[Saved entries]
::::::::

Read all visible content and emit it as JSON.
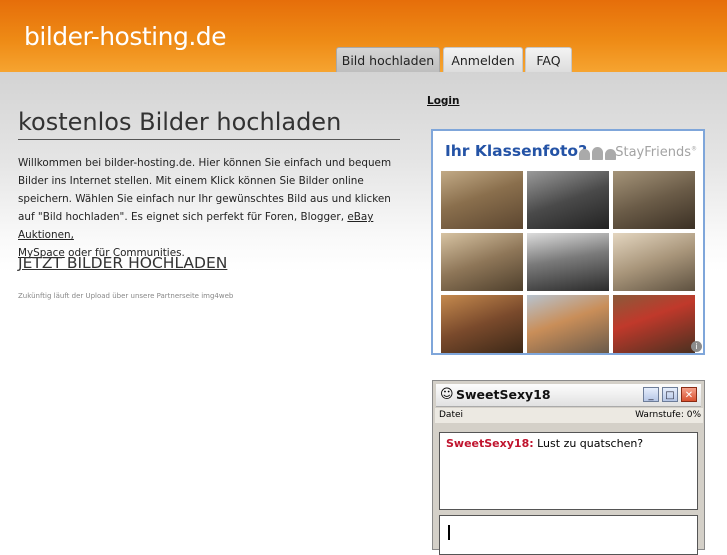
{
  "header": {
    "logo": "bilder-hosting.de",
    "tabs": [
      {
        "label": "Bild hochladen",
        "active": true
      },
      {
        "label": "Anmelden",
        "active": false
      },
      {
        "label": "FAQ",
        "active": false
      }
    ]
  },
  "main": {
    "title": "kostenlos Bilder hochladen",
    "intro_text": "Willkommen bei bilder-hosting.de. Hier können Sie einfach und bequem Bilder ins Internet stellen. Mit einem Klick können Sie Bilder online speichern. Wählen Sie einfach nur Ihr gewünschtes Bild aus und klicken auf \"Bild hochladen\". Es eignet sich perfekt für Foren, Blogger, ",
    "link_ebay": "eBay Auktionen,",
    "link_myspace": "MySpace",
    "intro_end": " oder für Communities.",
    "cta": "JETZT BILDER HOCHLADEN",
    "note": "Zukünftig läuft der Upload über unsere Partnerseite img4web"
  },
  "sidebar": {
    "login": "Login",
    "ad": {
      "headline": "Ihr Klassenfoto?",
      "brand": "StayFriends",
      "brand_mark": "®",
      "info_icon": "info-icon",
      "accent_color": "#2453a6",
      "border_color": "#7fa6da"
    },
    "chat": {
      "title": "SweetSexy18",
      "icon": "messenger-person-icon",
      "buttons": {
        "minimize": "_",
        "maximize": "□",
        "close": "✕"
      },
      "menu_file": "Datei",
      "warn_level": "Warnstufe: 0%",
      "message_user": "SweetSexy18:",
      "message_text": " Lust zu quatschen?",
      "input_value": ""
    }
  },
  "colors": {
    "header_orange": "#ee8a15",
    "chat_name_red": "#c0142e"
  }
}
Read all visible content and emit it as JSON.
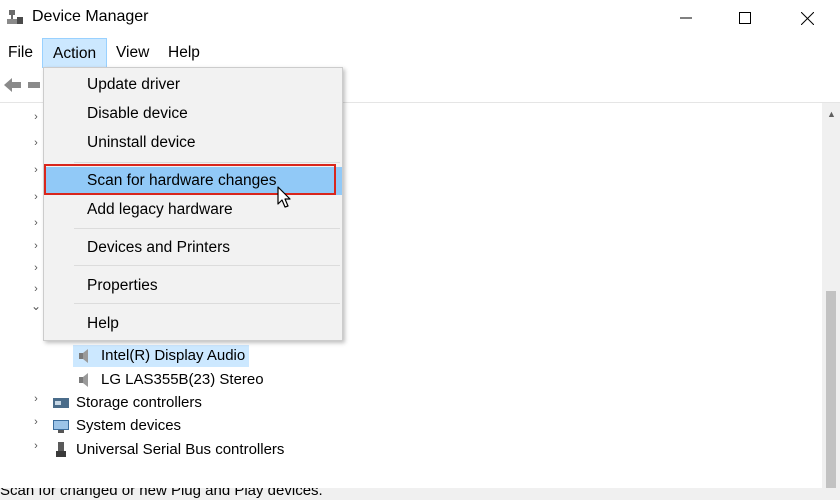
{
  "window": {
    "title": "Device Manager"
  },
  "menubar": {
    "items": [
      "File",
      "Action",
      "View",
      "Help"
    ]
  },
  "action_menu": {
    "items": [
      {
        "label": "Update driver"
      },
      {
        "label": "Disable device"
      },
      {
        "label": "Uninstall device"
      },
      {
        "label": "Scan for hardware changes",
        "highlighted": true
      },
      {
        "label": "Add legacy hardware"
      },
      {
        "label": "Devices and Printers"
      },
      {
        "label": "Properties"
      },
      {
        "label": "Help"
      }
    ]
  },
  "tree": {
    "audio_children": [
      "Intel(R) Display Audio",
      "LG LAS355B(23) Stereo"
    ],
    "categories": [
      "Storage controllers",
      "System devices",
      "Universal Serial Bus controllers"
    ]
  },
  "status_bar": {
    "text": "Scan for changed or new Plug and Play devices."
  },
  "colors": {
    "menu_highlight": "#91c9f7",
    "selection": "#cce8ff",
    "callout_border": "#d9261c"
  }
}
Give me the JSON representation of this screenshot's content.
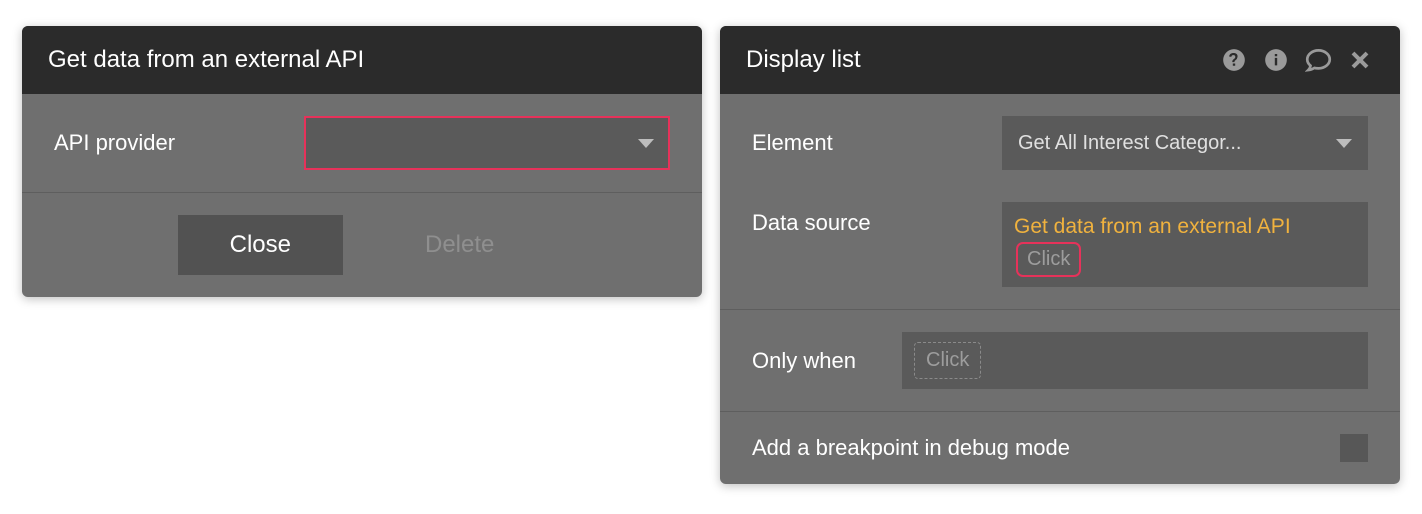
{
  "left_panel": {
    "title": "Get data from an external API",
    "rows": {
      "api_provider": {
        "label": "API provider",
        "value": ""
      }
    },
    "buttons": {
      "close": "Close",
      "delete": "Delete"
    }
  },
  "right_panel": {
    "title": "Display list",
    "rows": {
      "element": {
        "label": "Element",
        "value": "Get All Interest Categor..."
      },
      "data_source": {
        "label": "Data source",
        "expression": "Get data from an external API",
        "click_label": "Click"
      },
      "only_when": {
        "label": "Only when",
        "click_label": "Click"
      },
      "breakpoint": {
        "label": "Add a breakpoint in debug mode",
        "checked": false
      }
    }
  }
}
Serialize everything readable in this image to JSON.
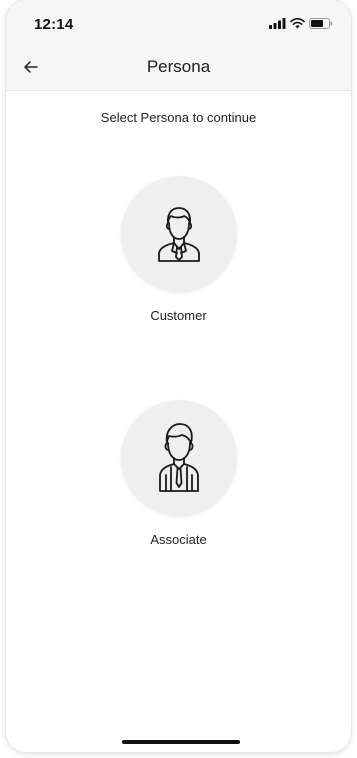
{
  "status_bar": {
    "time": "12:14",
    "icons": [
      "signal-icon",
      "wifi-icon",
      "battery-icon"
    ]
  },
  "header": {
    "title": "Persona",
    "back_icon": "arrow-left-icon"
  },
  "main": {
    "subtitle": "Select Persona to continue",
    "personas": [
      {
        "label": "Customer",
        "icon": "customer-person-icon"
      },
      {
        "label": "Associate",
        "icon": "associate-person-icon"
      }
    ]
  },
  "colors": {
    "background": "#ffffff",
    "bar_background": "#f6f6f6",
    "circle_background": "#efefef",
    "text": "#222222"
  }
}
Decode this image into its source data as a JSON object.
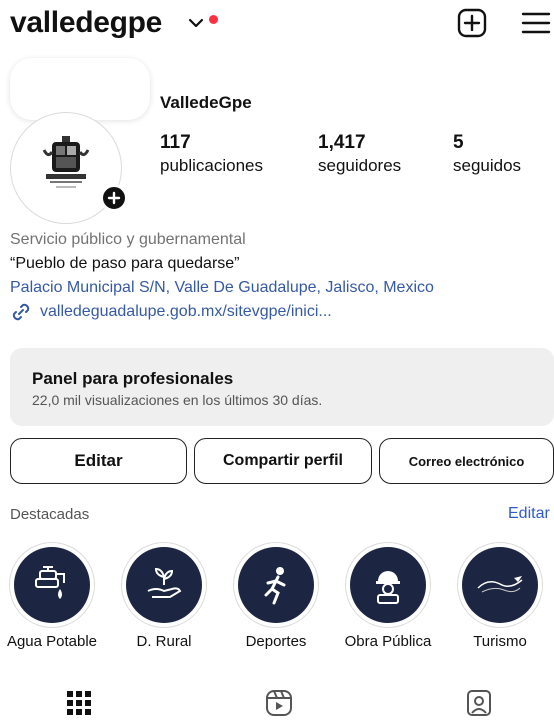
{
  "header": {
    "username": "valledegpe",
    "notification_dot_color": "#ff3040",
    "icons": [
      "chevron-down-icon",
      "new-post-plus-icon",
      "menu-icon"
    ]
  },
  "profile": {
    "display_name": "ValledeGpe",
    "stats": {
      "posts_count": "117",
      "posts_label": "publicaciones",
      "followers_count": "1,417",
      "followers_label": "seguidores",
      "following_count": "5",
      "following_label": "seguidos"
    },
    "bio": {
      "category": "Servicio público y gubernamental",
      "quote": "“Pueblo de paso para quedarse”",
      "address": "Palacio Municipal S/N, Valle De Guadalupe, Jalisco, Mexico",
      "link": "valledeguadalupe.gob.mx/sitevgpe/inici..."
    }
  },
  "panel": {
    "title": "Panel para profesionales",
    "subtitle": "22,0 mil visualizaciones en los últimos 30 días."
  },
  "buttons": {
    "edit": "Editar",
    "share": "Compartir perfil",
    "email": "Correo electrónico"
  },
  "highlights": {
    "title": "Destacadas",
    "edit_label": "Editar",
    "items": [
      {
        "label": "Agua Potable",
        "icon": "water-tap-icon"
      },
      {
        "label": "D. Rural",
        "icon": "plant-hand-icon"
      },
      {
        "label": "Deportes",
        "icon": "runner-icon"
      },
      {
        "label": "Obra Pública",
        "icon": "worker-helmet-icon"
      },
      {
        "label": "Turismo",
        "icon": "tourism-logo-icon"
      }
    ]
  },
  "colors": {
    "link": "#355aa5",
    "highlight_bg": "#1c2541",
    "panel_bg": "#efefef"
  }
}
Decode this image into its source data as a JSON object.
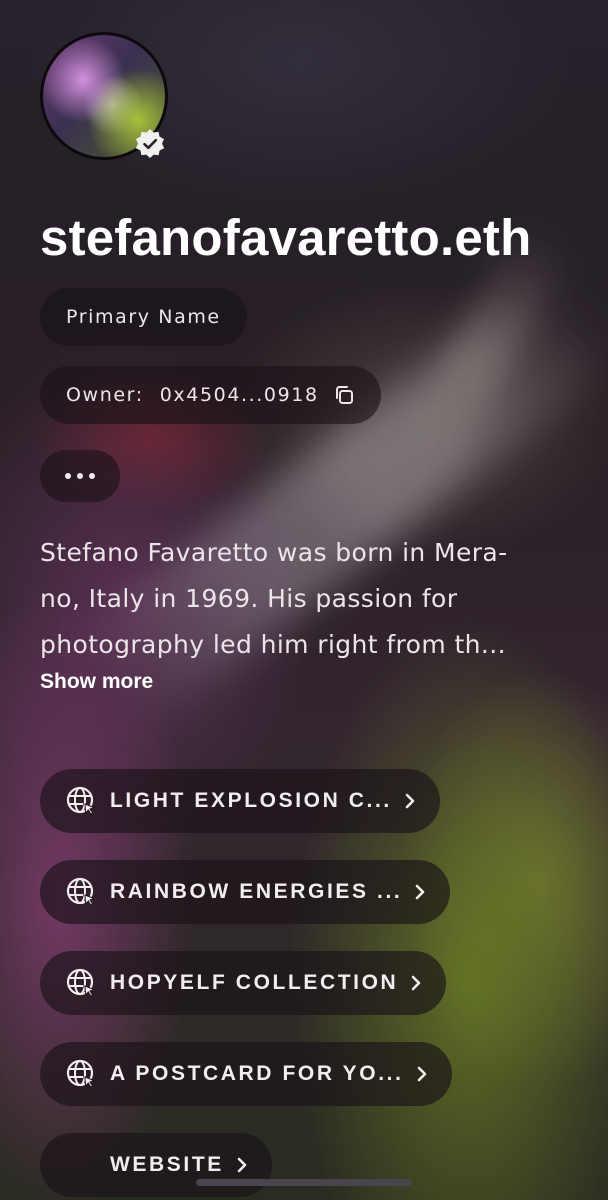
{
  "profile": {
    "ens_name": "stefanofavaretto.eth",
    "verified_icon": "verified-badge-icon",
    "primary_label": "Primary Name",
    "owner_label": "Owner:",
    "owner_address": "0x4504...0918",
    "copy_icon": "copy-icon",
    "more_icon": "more-dots-icon"
  },
  "bio": {
    "lines": [
      "Stefano Favaretto was born in Mera-",
      "no, Italy in 1969. His passion for",
      "photography led him right from th..."
    ],
    "show_more": "Show more"
  },
  "links": [
    {
      "label": "LIGHT EXPLOSION C...",
      "icon": "globe-icon"
    },
    {
      "label": "RAINBOW ENERGIES ...",
      "icon": "globe-icon"
    },
    {
      "label": "HOPYELF COLLECTION",
      "icon": "globe-icon"
    },
    {
      "label": "A POSTCARD FOR YO...",
      "icon": "globe-icon"
    },
    {
      "label": "WEBSITE",
      "icon": ""
    }
  ],
  "colors": {
    "pill_bg": "#1a1218",
    "text": "#f3eef0",
    "badge": "#f0f0f0"
  }
}
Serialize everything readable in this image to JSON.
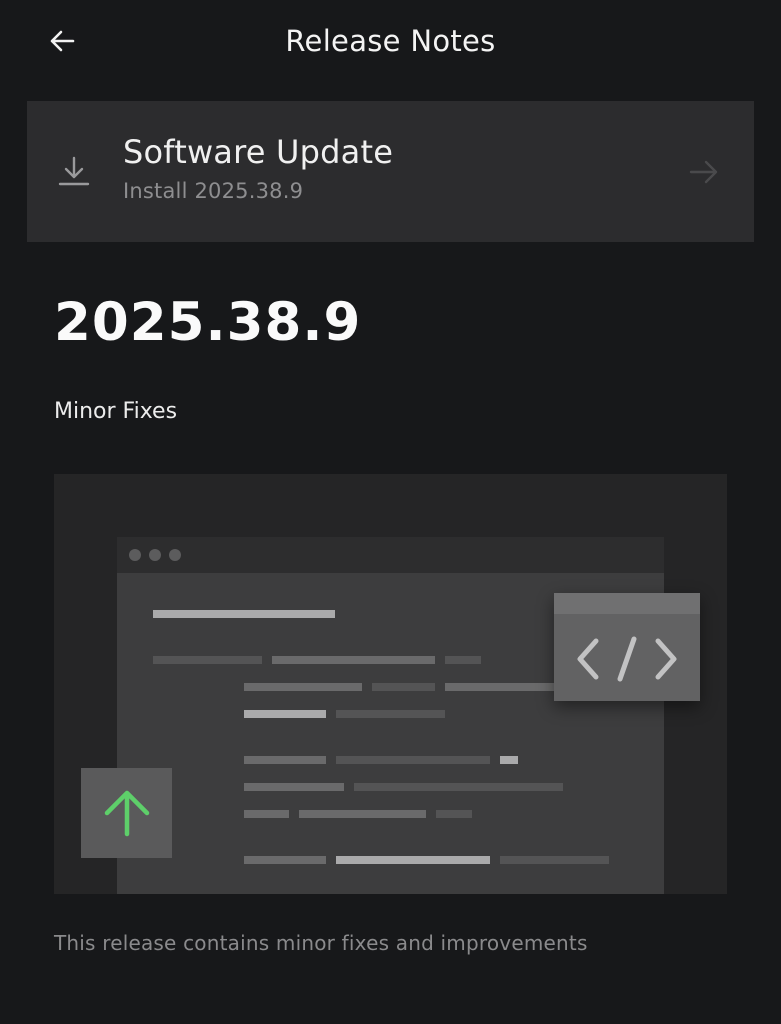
{
  "header": {
    "title": "Release Notes",
    "back_icon": "arrow-left-icon"
  },
  "update_card": {
    "title": "Software Update",
    "subtitle": "Install 2025.38.9",
    "leading_icon": "download-icon",
    "trailing_icon": "arrow-right-icon"
  },
  "release": {
    "version": "2025.38.9",
    "heading": "Minor Fixes",
    "description": "This release contains minor fixes and improvements"
  },
  "illustration": {
    "window_icon": "browser-window-icon",
    "code_icon": "code-brackets-icon",
    "upgrade_icon": "arrow-up-icon",
    "accent_color": "#5ecf6a"
  },
  "colors": {
    "background": "#17181a",
    "card": "#2c2c2e",
    "text_primary": "#f2f2f2",
    "text_secondary": "#8e8e90"
  }
}
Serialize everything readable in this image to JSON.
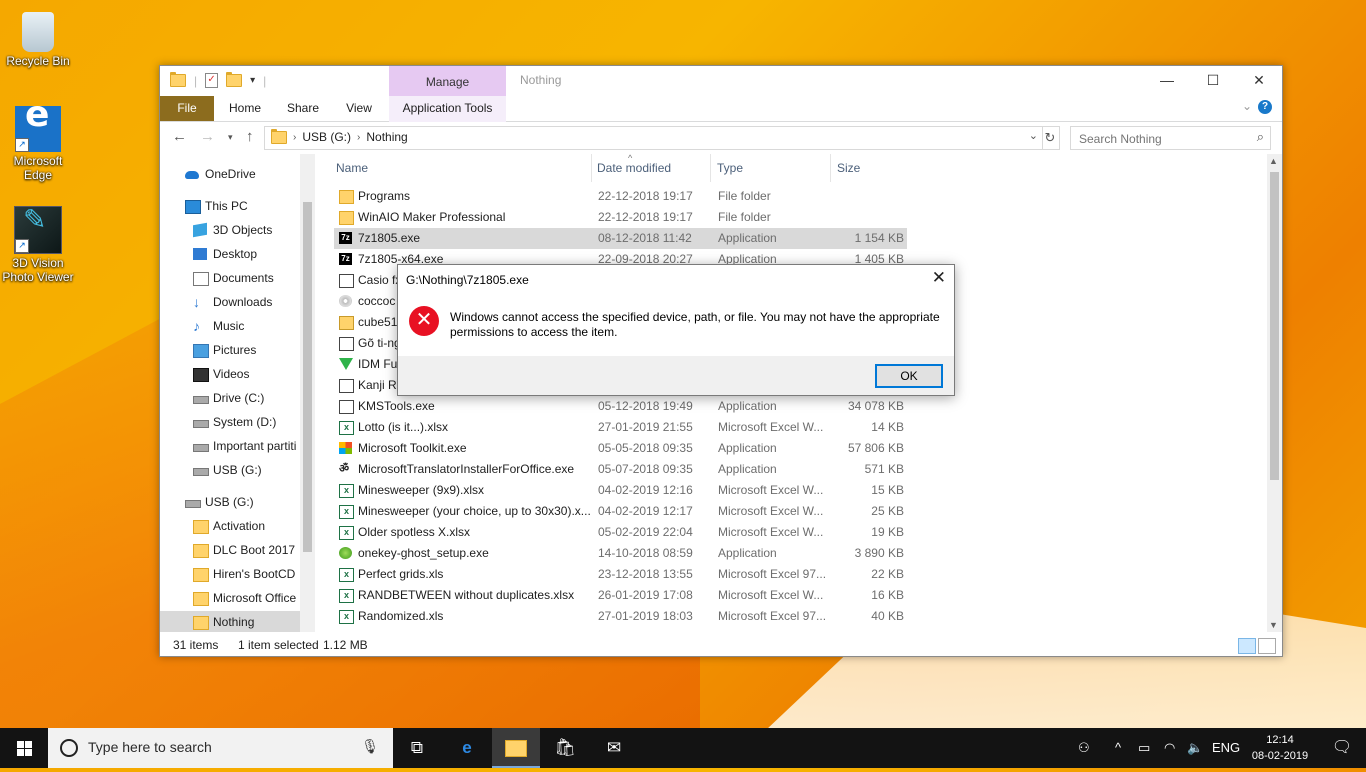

::::::::

Repeat each record exactly, with the pictures left out.

Read all visible content and emit it as JSON.
{
  "header": {
    "logo": "bilder-hosting.de",
    "tabs": [
      {
        "label": "Bild hochladen",
        "active": true
      },
      {
        "label": "Anmelden",
        "active": false
      },
      {
        "label": "FAQ",
        "active": false
      }
    ]
  },
  "main": {
    "title": "kostenlos Bilder hochladen",
    "intro_text": "Willkommen bei bilder-hosting.de. Hier können Sie einfach und bequem Bilder ins Internet stellen. Mit einem Klick können Sie Bilder online speichern. Wählen Sie einfach nur Ihr gewünschtes Bild aus und klicken auf \"Bild hochladen\". Es eignet sich perfekt für Foren, Blogger, ",
    "link_ebay": "eBay Auktionen,",
    "link_myspace": "MySpace",
    "intro_end": " oder für Communities.",
    "cta": "JETZT BILDER HOCHLADEN",
    "note": "Zukünftig läuft der Upload über unsere Partnerseite img4web"
  },
  "sidebar": {
    "login": "Login",
    "ad": {
      "headline": "Ihr Klassenfoto?",
      "brand": "StayFriends",
      "brand_mark": "®",
      "info_icon": "info-icon",
      "accent_color": "#2453a6",
      "border_color": "#7fa6da"
    },
    "chat": {
      "title": "SweetSexy18",
      "icon": "messenger-person-icon",
      "buttons": {
        "minimize": "_",
        "maximize": "□",
        "close": "✕"
      },
      "menu_file": "Datei",
      "warn_level": "Warnstufe: 0%",
      "message_user": "SweetSexy18:",
      "message_text": " Lust zu quatschen?",
      "input_value": ""
    }
  },
  "colors": {
    "header_orange": "#ee8a15",
    "chat_name_red": "#c0142e"
  }
}
Read all visible content and emit it as JSON.
{
  "window": {
    "title": "Device Manager"
  },
  "menubar": {
    "items": [
      "File",
      "Action",
      "View",
      "Help"
    ]
  },
  "action_menu": {
    "items": [
      {
        "label": "Update driver"
      },
      {
        "label": "Disable device"
      },
      {
        "label": "Uninstall device"
      },
      {
        "label": "Scan for hardware changes",
        "highlighted": true
      },
      {
        "label": "Add legacy hardware"
      },
      {
        "label": "Devices and Printers"
      },
      {
        "label": "Properties"
      },
      {
        "label": "Help"
      }
    ]
  },
  "tree": {
    "audio_children": [
      "Intel(R) Display Audio",
      "LG LAS355B(23) Stereo"
    ],
    "categories": [
      "Storage controllers",
      "System devices",
      "Universal Serial Bus controllers"
    ]
  },
  "status_bar": {
    "text": "Scan for changed or new Plug and Play devices."
  },
  "colors": {
    "menu_highlight": "#91c9f7",
    "selection": "#cce8ff",
    "callout_border": "#d9261c"
  }
}
Give me the JSON representation of this screenshot's content.
{
  "left_panel": {
    "title": "Get data from an external API",
    "rows": {
      "api_provider": {
        "label": "API provider",
        "value": ""
      }
    },
    "buttons": {
      "close": "Close",
      "delete": "Delete"
    }
  },
  "right_panel": {
    "title": "Display list",
    "rows": {
      "element": {
        "label": "Element",
        "value": "Get All Interest Categor..."
      },
      "data_source": {
        "label": "Data source",
        "expression": "Get data from an external API",
        "click_label": "Click"
      },
      "only_when": {
        "label": "Only when",
        "click_label": "Click"
      },
      "breakpoint": {
        "label": "Add a breakpoint in debug mode",
        "checked": false
      }
    }
  }
}
Serialize everything readable in this image to JSON.
{
  "status_bar": {
    "time": "12:14",
    "icons": [
      "signal-icon",
      "wifi-icon",
      "battery-icon"
    ]
  },
  "header": {
    "title": "Persona",
    "back_icon": "arrow-left-icon"
  },
  "main": {
    "subtitle": "Select Persona to continue",
    "personas": [
      {
        "label": "Customer",
        "icon": "customer-person-icon"
      },
      {
        "label": "Associate",
        "icon": "associate-person-icon"
      }
    ]
  },
  "colors": {
    "background": "#ffffff",
    "bar_background": "#f6f6f6",
    "circle_background": "#efefef",
    "text": "#222222"
  }
}
Decode this image into its source data as a JSON object.
{
  "header": {
    "username": "valledegpe",
    "notification_dot_color": "#ff3040",
    "icons": [
      "chevron-down-icon",
      "new-post-plus-icon",
      "menu-icon"
    ]
  },
  "profile": {
    "display_name": "ValledeGpe",
    "stats": {
      "posts_count": "117",
      "posts_label": "publicaciones",
      "followers_count": "1,417",
      "followers_label": "seguidores",
      "following_count": "5",
      "following_label": "seguidos"
    },
    "bio": {
      "category": "Servicio público y gubernamental",
      "quote": "“Pueblo de paso para quedarse”",
      "address": "Palacio Municipal S/N, Valle De Guadalupe, Jalisco, Mexico",
      "link": "valledeguadalupe.gob.mx/sitevgpe/inici..."
    }
  },
  "panel": {
    "title": "Panel para profesionales",
    "subtitle": "22,0 mil visualizaciones en los últimos 30 días."
  },
  "buttons": {
    "edit": "Editar",
    "share": "Compartir perfil",
    "email": "Correo electrónico"
  },
  "highlights": {
    "title": "Destacadas",
    "edit_label": "Editar",
    "items": [
      {
        "label": "Agua Potable",
        "icon": "water-tap-icon"
      },
      {
        "label": "D. Rural",
        "icon": "plant-hand-icon"
      },
      {
        "label": "Deportes",
        "icon": "runner-icon"
      },
      {
        "label": "Obra Pública",
        "icon": "worker-helmet-icon"
      },
      {
        "label": "Turismo",
        "icon": "tourism-logo-icon"
      }
    ]
  },
  "colors": {
    "link": "#355aa5",
    "highlight_bg": "#1c2541",
    "panel_bg": "#efefef"
  }
}
Decode this image into its source data as a JSON object.
{
  "profile": {
    "ens_name": "stefanofavaretto.eth",
    "verified_icon": "verified-badge-icon",
    "primary_label": "Primary Name",
    "owner_label": "Owner:",
    "owner_address": "0x4504...0918",
    "copy_icon": "copy-icon",
    "more_icon": "more-dots-icon"
  },
  "bio": {
    "lines": [
      "Stefano Favaretto was born in Mera-",
      "no, Italy in 1969. His passion for",
      "photography led him right from th..."
    ],
    "show_more": "Show more"
  },
  "links": [
    {
      "label": "LIGHT EXPLOSION C...",
      "icon": "globe-icon"
    },
    {
      "label": "RAINBOW ENERGIES ...",
      "icon": "globe-icon"
    },
    {
      "label": "HOPYELF COLLECTION",
      "icon": "globe-icon"
    },
    {
      "label": "A POSTCARD FOR YO...",
      "icon": "globe-icon"
    },
    {
      "label": "WEBSITE",
      "icon": ""
    }
  ],
  "colors": {
    "pill_bg": "#1a1218",
    "text": "#f3eef0",
    "badge": "#f0f0f0"
  }
}
Serialize everything readable in this image to JSON.
{
  "header": {
    "title": "Release Notes",
    "back_icon": "arrow-left-icon"
  },
  "update_card": {
    "title": "Software Update",
    "subtitle": "Install 2025.38.9",
    "leading_icon": "download-icon",
    "trailing_icon": "arrow-right-icon"
  },
  "release": {
    "version": "2025.38.9",
    "heading": "Minor Fixes",
    "description": "This release contains minor fixes and improvements"
  },
  "illustration": {
    "window_icon": "browser-window-icon",
    "code_icon": "code-brackets-icon",
    "upgrade_icon": "arrow-up-icon",
    "accent_color": "#5ecf6a"
  },
  "colors": {
    "background": "#17181a",
    "card": "#2c2c2e",
    "text_primary": "#f2f2f2",
    "text_secondary": "#8e8e90"
  }
}
Serialize everything readable in this image to JSON.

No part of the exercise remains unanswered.